● **Goal**: Below is a block of records: output all of them exactly and leave out the pictures.
#### Data ####
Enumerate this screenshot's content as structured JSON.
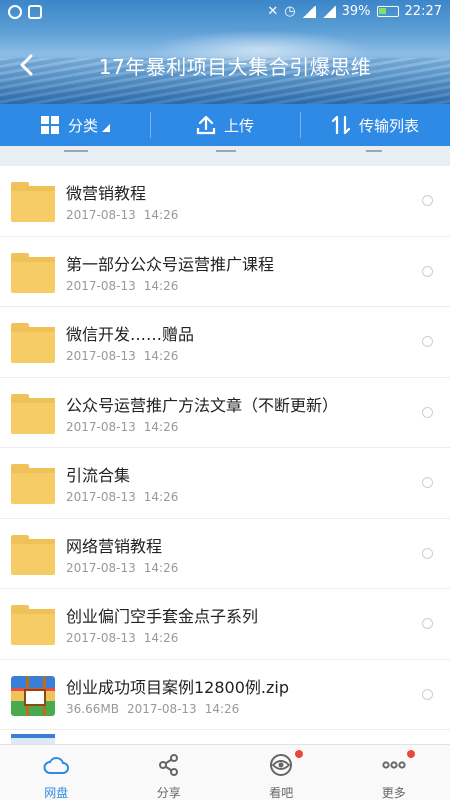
{
  "status_bar": {
    "battery": "39%",
    "time": "22:27"
  },
  "header": {
    "title": "17年暴利项目大集合引爆思维",
    "back_icon": "back-chevron-icon"
  },
  "toolbar": {
    "category_label": "分类",
    "upload_label": "上传",
    "transfer_label": "传输列表"
  },
  "files": [
    {
      "name": "微营销教程",
      "size": "",
      "date": "2017-08-13",
      "time": "14:26",
      "type": "folder"
    },
    {
      "name": "第一部分公众号运营推广课程",
      "size": "",
      "date": "2017-08-13",
      "time": "14:26",
      "type": "folder"
    },
    {
      "name": "微信开发……赠品",
      "size": "",
      "date": "2017-08-13",
      "time": "14:26",
      "type": "folder"
    },
    {
      "name": "公众号运营推广方法文章（不断更新）",
      "size": "",
      "date": "2017-08-13",
      "time": "14:26",
      "type": "folder"
    },
    {
      "name": "引流合集",
      "size": "",
      "date": "2017-08-13",
      "time": "14:26",
      "type": "folder"
    },
    {
      "name": "网络营销教程",
      "size": "",
      "date": "2017-08-13",
      "time": "14:26",
      "type": "folder"
    },
    {
      "name": "创业偏门空手套金点子系列",
      "size": "",
      "date": "2017-08-13",
      "time": "14:26",
      "type": "folder"
    },
    {
      "name": "创业成功项目案例12800例.zip",
      "size": "36.66MB",
      "date": "2017-08-13",
      "time": "14:26",
      "type": "zip"
    }
  ],
  "bottom_nav": [
    {
      "label": "网盘",
      "icon": "cloud-icon",
      "active": true,
      "badge": false
    },
    {
      "label": "分享",
      "icon": "share-icon",
      "active": false,
      "badge": false
    },
    {
      "label": "看吧",
      "icon": "eye-icon",
      "active": false,
      "badge": true
    },
    {
      "label": "更多",
      "icon": "more-icon",
      "active": false,
      "badge": true
    }
  ],
  "colors": {
    "accent": "#2f8ae6",
    "folder": "#f6cc66",
    "badge": "#e9493c"
  }
}
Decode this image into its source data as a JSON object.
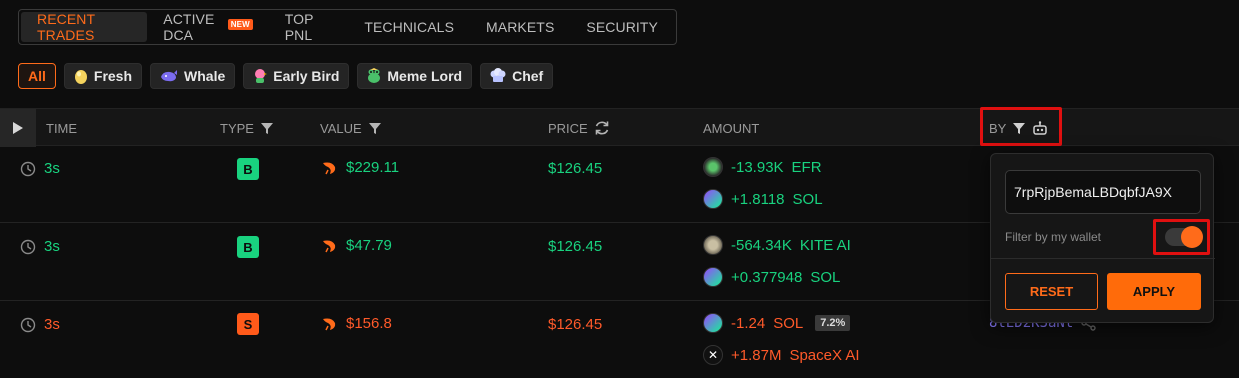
{
  "tabs": [
    {
      "label": "RECENT TRADES",
      "active": true
    },
    {
      "label": "ACTIVE DCA",
      "badge": "NEW"
    },
    {
      "label": "TOP PNL"
    },
    {
      "label": "TECHNICALS"
    },
    {
      "label": "MARKETS"
    },
    {
      "label": "SECURITY"
    }
  ],
  "chips": [
    {
      "label": "All",
      "active": true
    },
    {
      "label": "Fresh",
      "icon": "egg-icon"
    },
    {
      "label": "Whale",
      "icon": "whale-icon"
    },
    {
      "label": "Early Bird",
      "icon": "bird-icon"
    },
    {
      "label": "Meme Lord",
      "icon": "frog-icon"
    },
    {
      "label": "Chef",
      "icon": "chef-hat-icon"
    }
  ],
  "columns": {
    "time": "TIME",
    "type": "TYPE",
    "value": "VALUE",
    "price": "PRICE",
    "amount": "AMOUNT",
    "by": "BY"
  },
  "rows": [
    {
      "time": "3s",
      "side": "B",
      "value": "$229.11",
      "price": "$126.45",
      "amounts": [
        {
          "amount": "-13.93K",
          "token": "EFR",
          "icon": "efr-token-icon"
        },
        {
          "amount": "+1.8118",
          "token": "SOL",
          "icon": "sol-token-icon"
        }
      ]
    },
    {
      "time": "3s",
      "side": "B",
      "value": "$47.79",
      "price": "$126.45",
      "amounts": [
        {
          "amount": "-564.34K",
          "token": "KITE AI",
          "icon": "kite-token-icon"
        },
        {
          "amount": "+0.377948",
          "token": "SOL",
          "icon": "sol-token-icon"
        }
      ]
    },
    {
      "time": "3s",
      "side": "S",
      "value": "$156.8",
      "price": "$126.45",
      "amounts": [
        {
          "amount": "-1.24",
          "token": "SOL",
          "icon": "sol-token-icon",
          "pct": "7.2%"
        },
        {
          "amount": "+1.87M",
          "token": "SpaceX AI",
          "icon": "spacex-token-icon"
        }
      ],
      "by": "8tED2K3aNt"
    }
  ],
  "popover": {
    "wallet_value": "7rpRjpBemaLBDqbfJA9X",
    "filter_label": "Filter by my wallet",
    "reset_label": "RESET",
    "apply_label": "APPLY"
  },
  "colors": {
    "accent": "#ff6b1a",
    "buy": "#19d27f",
    "sell": "#ff5a2a",
    "highlight": "#e01010"
  }
}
####
● **Right answer**:
Enumerate this screenshot's content as structured JSON.
{
  "status_bar": {
    "battery": "39%",
    "time": "22:27"
  },
  "header": {
    "title": "17年暴利项目大集合引爆思维",
    "back_icon": "back-chevron-icon"
  },
  "toolbar": {
    "category_label": "分类",
    "upload_label": "上传",
    "transfer_label": "传输列表"
  },
  "files": [
    {
      "name": "微营销教程",
      "size": "",
      "date": "2017-08-13",
      "time": "14:26",
      "type": "folder"
    },
    {
      "name": "第一部分公众号运营推广课程",
      "size": "",
      "date": "2017-08-13",
      "time": "14:26",
      "type": "folder"
    },
    {
      "name": "微信开发……赠品",
      "size": "",
      "date": "2017-08-13",
      "time": "14:26",
      "type": "folder"
    },
    {
      "name": "公众号运营推广方法文章（不断更新）",
      "size": "",
      "date": "2017-08-13",
      "time": "14:26",
      "type": "folder"
    },
    {
      "name": "引流合集",
      "size": "",
      "date": "2017-08-13",
      "time": "14:26",
      "type": "folder"
    },
    {
      "name": "网络营销教程",
      "size": "",
      "date": "2017-08-13",
      "time": "14:26",
      "type": "folder"
    },
    {
      "name": "创业偏门空手套金点子系列",
      "size": "",
      "date": "2017-08-13",
      "time": "14:26",
      "type": "folder"
    },
    {
      "name": "创业成功项目案例12800例.zip",
      "size": "36.66MB",
      "date": "2017-08-13",
      "time": "14:26",
      "type": "zip"
    }
  ],
  "bottom_nav": [
    {
      "label": "网盘",
      "icon": "cloud-icon",
      "active": true,
      "badge": false
    },
    {
      "label": "分享",
      "icon": "share-icon",
      "active": false,
      "badge": false
    },
    {
      "label": "看吧",
      "icon": "eye-icon",
      "active": false,
      "badge": true
    },
    {
      "label": "更多",
      "icon": "more-icon",
      "active": false,
      "badge": true
    }
  ],
  "colors": {
    "accent": "#2f8ae6",
    "folder": "#f6cc66",
    "badge": "#e9493c"
  }
}
Decode this image into its source data as a JSON object.
{
  "tabs": [
    {
      "label": "RECENT TRADES",
      "active": true
    },
    {
      "label": "ACTIVE DCA",
      "badge": "NEW"
    },
    {
      "label": "TOP PNL"
    },
    {
      "label": "TECHNICALS"
    },
    {
      "label": "MARKETS"
    },
    {
      "label": "SECURITY"
    }
  ],
  "chips": [
    {
      "label": "All",
      "active": true
    },
    {
      "label": "Fresh",
      "icon": "egg-icon"
    },
    {
      "label": "Whale",
      "icon": "whale-icon"
    },
    {
      "label": "Early Bird",
      "icon": "bird-icon"
    },
    {
      "label": "Meme Lord",
      "icon": "frog-icon"
    },
    {
      "label": "Chef",
      "icon": "chef-hat-icon"
    }
  ],
  "columns": {
    "time": "TIME",
    "type": "TYPE",
    "value": "VALUE",
    "price": "PRICE",
    "amount": "AMOUNT",
    "by": "BY"
  },
  "rows": [
    {
      "time": "3s",
      "side": "B",
      "value": "$229.11",
      "price": "$126.45",
      "amounts": [
        {
          "amount": "-13.93K",
          "token": "EFR",
          "icon": "efr-token-icon"
        },
        {
          "amount": "+1.8118",
          "token": "SOL",
          "icon": "sol-token-icon"
        }
      ]
    },
    {
      "time": "3s",
      "side": "B",
      "value": "$47.79",
      "price": "$126.45",
      "amounts": [
        {
          "amount": "-564.34K",
          "token": "KITE AI",
          "icon": "kite-token-icon"
        },
        {
          "amount": "+0.377948",
          "token": "SOL",
          "icon": "sol-token-icon"
        }
      ]
    },
    {
      "time": "3s",
      "side": "S",
      "value": "$156.8",
      "price": "$126.45",
      "amounts": [
        {
          "amount": "-1.24",
          "token": "SOL",
          "icon": "sol-token-icon",
          "pct": "7.2%"
        },
        {
          "amount": "+1.87M",
          "token": "SpaceX AI",
          "icon": "spacex-token-icon"
        }
      ],
      "by": "8tED2K3aNt"
    }
  ],
  "popover": {
    "wallet_value": "7rpRjpBemaLBDqbfJA9X",
    "filter_label": "Filter by my wallet",
    "reset_label": "RESET",
    "apply_label": "APPLY"
  },
  "colors": {
    "accent": "#ff6b1a",
    "buy": "#19d27f",
    "sell": "#ff5a2a",
    "highlight": "#e01010"
  }
}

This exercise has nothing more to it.